--- STUDY TEXT ---
Posted on the 21 July 2014 by Christopher Saunders
The Shoes of the FishermanMichael Anderson's The Shoes of the Fisherman (1968) was an instant fossil: terrible in its day, even worse forty-six years later. Long, sonorous and boring, it mixes the worst elements of religious epics and topical dramas.
Soviet Premier Kamenev (Laurence Olivier) releases Ukrainian Archbishop Kiril Lakota (Anthony Quinn) from a Siberian gulag. Exiled to the Vatican, Kiril becomes a Cardinal and after the Pope's (John Gielgud) demise, a reluctant pontiff. Kiril struggles in his new office, passing censure on skeptical Father Telemond (Oskar Werner) and negotiating between the USSR and China. When Chairman Peng (Burt Kwouk) rebuffs Kiril's overtures, he takes drastic action to avert conflict.
Based on Morris West's novel, The Shoes of the Fisherman miscalculates on every level. John Patrick and James Kennaway's script is an indigestible loaf of exposition and declarative dialog. Priests and premiers alike windily describe back stories, motivations and plot developments. Shoes has Kiril recount his harrowing prison experience, rather than showing it; kindly Kamenev shows no trace of the brutal commissar who tormented our hero. For slower viewers, American journalist George Faber (David Janssen) narrates the conclave like a football game.
---
Please write out the passage of the review of The Shoes of the Fisherman from "Posted on the" up to and including "to avert conflict.".
--- DATA EXCERPTS ---
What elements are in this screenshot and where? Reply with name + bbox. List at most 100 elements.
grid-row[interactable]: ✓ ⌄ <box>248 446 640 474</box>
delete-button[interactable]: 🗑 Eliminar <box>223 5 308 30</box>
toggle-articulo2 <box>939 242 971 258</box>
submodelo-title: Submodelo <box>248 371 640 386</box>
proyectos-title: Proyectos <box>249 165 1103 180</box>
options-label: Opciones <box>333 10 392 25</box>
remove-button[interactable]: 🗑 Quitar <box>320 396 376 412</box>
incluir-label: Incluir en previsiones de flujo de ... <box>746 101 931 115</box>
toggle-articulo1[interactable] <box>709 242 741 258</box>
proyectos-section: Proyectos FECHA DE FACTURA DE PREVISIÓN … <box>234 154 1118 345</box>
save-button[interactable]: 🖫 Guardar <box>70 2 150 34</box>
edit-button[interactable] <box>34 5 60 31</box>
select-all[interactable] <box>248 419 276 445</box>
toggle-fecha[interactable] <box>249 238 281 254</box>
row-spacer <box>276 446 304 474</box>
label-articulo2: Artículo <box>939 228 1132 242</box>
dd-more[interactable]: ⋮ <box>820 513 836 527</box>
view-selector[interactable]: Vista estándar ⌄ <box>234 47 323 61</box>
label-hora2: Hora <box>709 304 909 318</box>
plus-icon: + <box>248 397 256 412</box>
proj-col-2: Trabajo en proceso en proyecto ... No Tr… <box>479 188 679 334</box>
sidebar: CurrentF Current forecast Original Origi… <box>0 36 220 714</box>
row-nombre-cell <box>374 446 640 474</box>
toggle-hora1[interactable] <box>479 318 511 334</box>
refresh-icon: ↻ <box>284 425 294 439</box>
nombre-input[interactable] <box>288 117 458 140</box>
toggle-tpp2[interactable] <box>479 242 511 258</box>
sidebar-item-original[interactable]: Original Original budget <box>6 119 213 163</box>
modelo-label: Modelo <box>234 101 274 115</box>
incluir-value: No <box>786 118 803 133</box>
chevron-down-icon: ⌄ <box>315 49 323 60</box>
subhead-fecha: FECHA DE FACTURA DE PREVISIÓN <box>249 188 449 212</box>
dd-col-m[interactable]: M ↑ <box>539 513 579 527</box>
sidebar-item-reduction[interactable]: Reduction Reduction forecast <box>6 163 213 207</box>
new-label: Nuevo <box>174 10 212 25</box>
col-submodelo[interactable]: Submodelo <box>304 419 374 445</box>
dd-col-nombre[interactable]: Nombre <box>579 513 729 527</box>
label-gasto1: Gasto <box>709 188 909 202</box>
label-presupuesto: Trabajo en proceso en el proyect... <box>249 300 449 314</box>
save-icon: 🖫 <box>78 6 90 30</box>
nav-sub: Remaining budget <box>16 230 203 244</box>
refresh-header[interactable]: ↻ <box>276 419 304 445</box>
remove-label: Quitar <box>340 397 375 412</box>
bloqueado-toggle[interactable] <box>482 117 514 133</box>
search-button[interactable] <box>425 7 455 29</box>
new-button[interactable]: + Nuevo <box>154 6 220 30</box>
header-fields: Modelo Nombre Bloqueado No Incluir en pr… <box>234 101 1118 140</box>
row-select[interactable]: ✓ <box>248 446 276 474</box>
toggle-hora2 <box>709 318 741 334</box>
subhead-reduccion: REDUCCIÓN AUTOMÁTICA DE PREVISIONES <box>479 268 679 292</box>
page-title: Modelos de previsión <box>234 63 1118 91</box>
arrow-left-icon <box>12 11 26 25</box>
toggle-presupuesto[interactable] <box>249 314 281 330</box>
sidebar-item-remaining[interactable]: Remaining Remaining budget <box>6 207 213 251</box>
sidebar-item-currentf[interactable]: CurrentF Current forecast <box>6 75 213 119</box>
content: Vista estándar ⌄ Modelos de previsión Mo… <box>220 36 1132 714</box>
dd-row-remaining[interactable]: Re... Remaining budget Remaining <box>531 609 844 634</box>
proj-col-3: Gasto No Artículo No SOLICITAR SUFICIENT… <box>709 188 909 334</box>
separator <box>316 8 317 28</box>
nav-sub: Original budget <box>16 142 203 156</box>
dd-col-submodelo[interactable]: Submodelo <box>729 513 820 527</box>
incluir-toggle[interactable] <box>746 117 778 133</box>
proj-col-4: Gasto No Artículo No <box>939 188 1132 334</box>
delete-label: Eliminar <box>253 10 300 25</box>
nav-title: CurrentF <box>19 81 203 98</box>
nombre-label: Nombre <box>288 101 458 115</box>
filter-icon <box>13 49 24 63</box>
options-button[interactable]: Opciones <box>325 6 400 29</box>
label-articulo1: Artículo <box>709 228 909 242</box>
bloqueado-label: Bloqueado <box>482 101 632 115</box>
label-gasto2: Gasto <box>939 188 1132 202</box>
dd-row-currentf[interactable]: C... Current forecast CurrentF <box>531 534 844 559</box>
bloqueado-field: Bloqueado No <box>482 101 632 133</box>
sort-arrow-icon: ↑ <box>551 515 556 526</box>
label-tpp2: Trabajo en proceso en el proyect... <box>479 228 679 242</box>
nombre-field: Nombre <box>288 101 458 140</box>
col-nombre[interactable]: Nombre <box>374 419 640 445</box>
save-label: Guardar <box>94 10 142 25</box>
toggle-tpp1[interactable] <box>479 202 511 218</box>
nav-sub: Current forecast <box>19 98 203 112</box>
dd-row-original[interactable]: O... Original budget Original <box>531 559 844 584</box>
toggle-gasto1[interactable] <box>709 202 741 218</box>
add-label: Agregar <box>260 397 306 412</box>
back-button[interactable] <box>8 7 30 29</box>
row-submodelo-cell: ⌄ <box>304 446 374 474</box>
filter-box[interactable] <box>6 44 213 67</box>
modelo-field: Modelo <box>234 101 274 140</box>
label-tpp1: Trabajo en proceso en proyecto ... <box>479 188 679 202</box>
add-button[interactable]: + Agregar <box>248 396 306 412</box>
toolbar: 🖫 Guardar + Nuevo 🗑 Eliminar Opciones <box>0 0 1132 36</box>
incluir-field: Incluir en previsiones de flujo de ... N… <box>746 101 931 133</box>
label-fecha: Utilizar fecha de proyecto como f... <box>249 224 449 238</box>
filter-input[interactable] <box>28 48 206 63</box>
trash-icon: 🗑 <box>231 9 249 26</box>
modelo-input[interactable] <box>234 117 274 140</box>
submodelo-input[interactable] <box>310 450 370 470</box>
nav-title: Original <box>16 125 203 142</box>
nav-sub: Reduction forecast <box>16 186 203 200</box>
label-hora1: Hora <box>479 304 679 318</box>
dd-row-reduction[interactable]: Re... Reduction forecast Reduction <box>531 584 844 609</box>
---
*SOLUTION FOR THIS PROBLEM*:
Posted on the 21 July 2014 by Christopher Saunders
The Shoes of the FishermanMichael Anderson's The Shoes of the Fisherman (1968) was an instant fossil: terrible in its day, even worse forty-six years later. Long, sonorous and boring, it mixes the worst elements of religious epics and topical dramas.
Soviet Premier Kamenev (Laurence Olivier) releases Ukrainian Archbishop Kiril Lakota (Anthony Quinn) from a Siberian gulag. Exiled to the Vatican, Kiril becomes a Cardinal and after the Pope's (John Gielgud) demise, a reluctant pontiff. Kiril struggles in his new office, passing censure on skeptical Father Telemond (Oskar Werner) and negotiating between the USSR and China. When Chairman Peng (Burt Kwouk) rebuffs Kiril's overtures, he takes drastic action to avert conflict.